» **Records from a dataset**
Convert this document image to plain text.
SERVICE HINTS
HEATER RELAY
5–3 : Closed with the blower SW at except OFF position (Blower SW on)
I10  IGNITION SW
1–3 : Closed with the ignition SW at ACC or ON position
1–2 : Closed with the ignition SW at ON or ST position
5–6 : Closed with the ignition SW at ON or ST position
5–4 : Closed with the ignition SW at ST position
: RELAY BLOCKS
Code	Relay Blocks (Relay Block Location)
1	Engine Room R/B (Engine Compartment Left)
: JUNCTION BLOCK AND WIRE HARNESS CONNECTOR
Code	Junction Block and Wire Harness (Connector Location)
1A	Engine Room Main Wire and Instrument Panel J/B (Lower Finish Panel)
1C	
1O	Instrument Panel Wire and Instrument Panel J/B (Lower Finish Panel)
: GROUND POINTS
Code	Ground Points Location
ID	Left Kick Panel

» **What the exercise asks**
Transcribe every entry exactly.

» **Expected output**
Convert this document image to plain text.
SERVICE HINTS
HEATER RELAY
5–3 : Closed with the blower SW at except OFF position (Blower SW on)
I10  IGNITION SW
1–3 : Closed with the ignition SW at ACC or ON position
1–2 : Closed with the ignition SW at ON or ST position
5–6 : Closed with the ignition SW at ON or ST position
5–4 : Closed with the ignition SW at ST position
: RELAY BLOCKS
Code	Relay Blocks (Relay Block Location)
1	Engine Room R/B (Engine Compartment Left)
: JUNCTION BLOCK AND WIRE HARNESS CONNECTOR
Code	Junction Block and Wire Harness (Connector Location)
1A	Engine Room Main Wire and Instrument Panel J/B (Lower Finish Panel)
1C	
1O	Instrument Panel Wire and Instrument Panel J/B (Lower Finish Panel)
: GROUND POINTS
Code	Ground Points Location
ID	Left Kick Panel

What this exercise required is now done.